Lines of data
....................
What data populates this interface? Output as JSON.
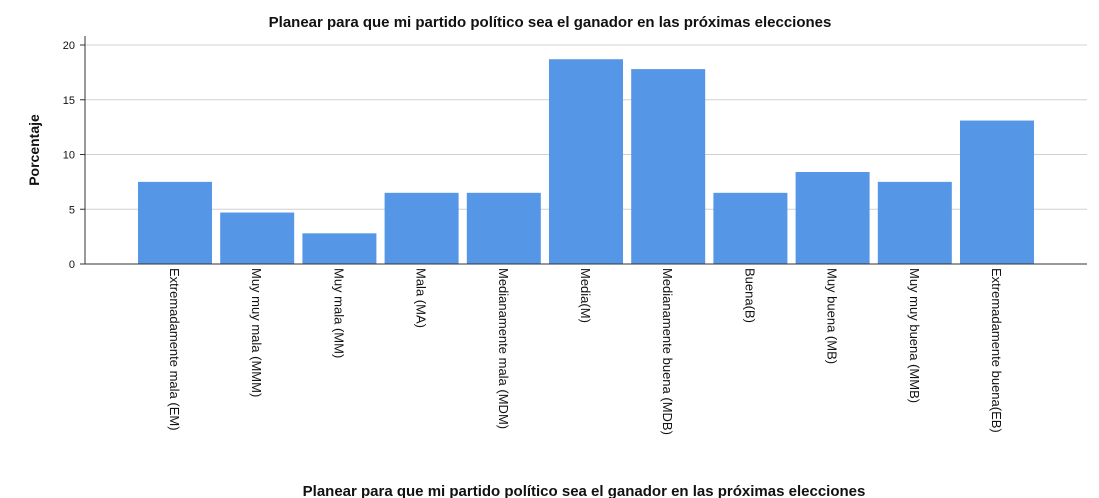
{
  "chart_data": {
    "type": "bar",
    "title": "Planear para que mi partido político sea el ganador en las próximas elecciones",
    "xlabel": "Planear para que mi partido político sea el ganador en las próximas elecciones",
    "ylabel": "Porcentaje",
    "ylim": [
      0,
      21
    ],
    "yticks": [
      "0",
      "5",
      "10",
      "15",
      "20"
    ],
    "grid": true,
    "bar_color": "#5596e6",
    "categories": [
      "Extremadamente mala (EM)",
      "Muy muy mala (MMM)",
      "Muy mala (MM)",
      "Mala (MA)",
      "Medianamente mala (MDM)",
      "Media(M)",
      "Medianamente buena (MDB)",
      "Buena(B)",
      "Muy buena (MB)",
      "Muy muy buena (MMB)",
      "Extremadamente buena(EB)"
    ],
    "values": [
      7.5,
      4.7,
      2.8,
      6.5,
      6.5,
      18.7,
      17.8,
      6.5,
      8.4,
      7.5,
      13.1
    ]
  }
}
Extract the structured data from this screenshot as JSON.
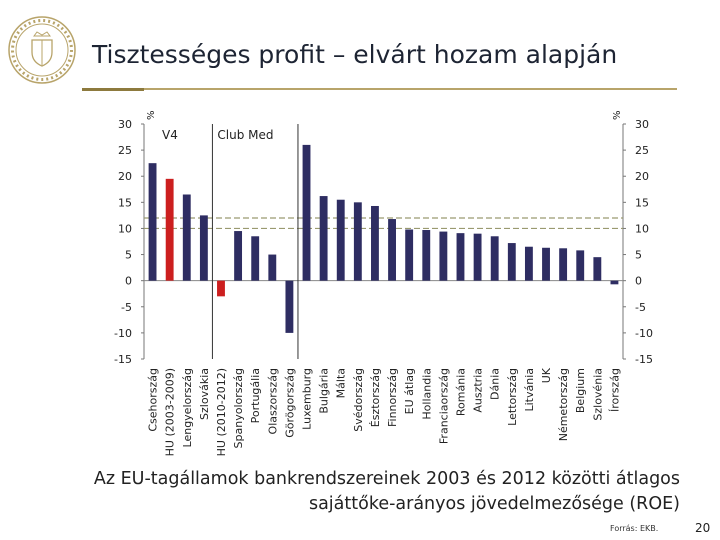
{
  "slide": {
    "title": "Tisztességes profit – elvárt hozam alapján",
    "caption_line1": "Az EU-tagállamok bankrendszereinek 2003 és 2012 közötti átlagos",
    "caption_line2": "sajáttőke-arányos jövedelmezősége (ROE)",
    "source": "Forrás: EKB.",
    "page_number": "20"
  },
  "colors": {
    "bar": "#2e2d62",
    "highlight": "#cc1f1f",
    "reference_line": "#9a9a70",
    "text": "#222222"
  },
  "chart_data": {
    "type": "bar",
    "title": "",
    "xlabel": "",
    "ylabel_left": "%",
    "ylabel_right": "%",
    "ylim": [
      -15,
      30
    ],
    "yticks": [
      "30",
      "25",
      "20",
      "15",
      "10",
      "5",
      "0",
      "-5",
      "-10",
      "-15"
    ],
    "grid": false,
    "categories": [
      "Csehország",
      "HU (2003-2009)",
      "Lengyelország",
      "Szlovákia",
      "HU (2010-2012)",
      "Spanyolország",
      "Portugália",
      "Olaszország",
      "Görögország",
      "Luxemburg",
      "Bulgária",
      "Málta",
      "Svédország",
      "Észtország",
      "Finnország",
      "EU átlag",
      "Hollandia",
      "Franciaország",
      "Románia",
      "Ausztria",
      "Dánia",
      "Lettország",
      "Litvánia",
      "UK",
      "Németország",
      "Belgium",
      "Szlovénia",
      "Írország"
    ],
    "values": [
      22.5,
      19.5,
      16.5,
      12.5,
      -3,
      9.5,
      8.5,
      5,
      -10,
      26,
      16.2,
      15.5,
      15,
      14.3,
      11.8,
      9.8,
      9.7,
      9.4,
      9.1,
      9,
      8.5,
      7.2,
      6.5,
      6.3,
      6.2,
      5.8,
      4.5,
      -0.7
    ],
    "highlighted": [
      "HU (2003-2009)",
      "HU (2010-2012)"
    ],
    "reference_lines": [
      10,
      12
    ],
    "group_labels": [
      "V4",
      "Club Med"
    ]
  }
}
....................
§ Your instructions
Repeat the material verbatim. Do not carry over any picture.

§ Written reply
What data populates this interface? Output as JSON.
{
  "chart_data": {
    "type": "bar",
    "title": "Planear para que mi partido político sea el ganador en las próximas elecciones",
    "xlabel": "Planear para que mi partido político sea el ganador en las próximas elecciones",
    "ylabel": "Porcentaje",
    "ylim": [
      0,
      21
    ],
    "yticks": [
      "0",
      "5",
      "10",
      "15",
      "20"
    ],
    "grid": true,
    "bar_color": "#5596e6",
    "categories": [
      "Extremadamente mala (EM)",
      "Muy muy mala (MMM)",
      "Muy mala (MM)",
      "Mala (MA)",
      "Medianamente mala (MDM)",
      "Media(M)",
      "Medianamente buena (MDB)",
      "Buena(B)",
      "Muy buena (MB)",
      "Muy muy buena (MMB)",
      "Extremadamente buena(EB)"
    ],
    "values": [
      7.5,
      4.7,
      2.8,
      6.5,
      6.5,
      18.7,
      17.8,
      6.5,
      8.4,
      7.5,
      13.1
    ]
  }
}
Extract the structured data from this screenshot as JSON.
{
  "slide": {
    "title": "Tisztességes profit – elvárt hozam alapján",
    "caption_line1": "Az EU-tagállamok bankrendszereinek 2003 és 2012 közötti átlagos",
    "caption_line2": "sajáttőke-arányos jövedelmezősége (ROE)",
    "source": "Forrás: EKB.",
    "page_number": "20"
  },
  "colors": {
    "bar": "#2e2d62",
    "highlight": "#cc1f1f",
    "reference_line": "#9a9a70",
    "text": "#222222"
  },
  "chart_data": {
    "type": "bar",
    "title": "",
    "xlabel": "",
    "ylabel_left": "%",
    "ylabel_right": "%",
    "ylim": [
      -15,
      30
    ],
    "yticks": [
      "30",
      "25",
      "20",
      "15",
      "10",
      "5",
      "0",
      "-5",
      "-10",
      "-15"
    ],
    "grid": false,
    "categories": [
      "Csehország",
      "HU (2003-2009)",
      "Lengyelország",
      "Szlovákia",
      "HU (2010-2012)",
      "Spanyolország",
      "Portugália",
      "Olaszország",
      "Görögország",
      "Luxemburg",
      "Bulgária",
      "Málta",
      "Svédország",
      "Észtország",
      "Finnország",
      "EU átlag",
      "Hollandia",
      "Franciaország",
      "Románia",
      "Ausztria",
      "Dánia",
      "Lettország",
      "Litvánia",
      "UK",
      "Németország",
      "Belgium",
      "Szlovénia",
      "Írország"
    ],
    "values": [
      22.5,
      19.5,
      16.5,
      12.5,
      -3,
      9.5,
      8.5,
      5,
      -10,
      26,
      16.2,
      15.5,
      15,
      14.3,
      11.8,
      9.8,
      9.7,
      9.4,
      9.1,
      9,
      8.5,
      7.2,
      6.5,
      6.3,
      6.2,
      5.8,
      4.5,
      -0.7
    ],
    "highlighted": [
      "HU (2003-2009)",
      "HU (2010-2012)"
    ],
    "reference_lines": [
      10,
      12
    ],
    "group_labels": [
      "V4",
      "Club Med"
    ]
  }
}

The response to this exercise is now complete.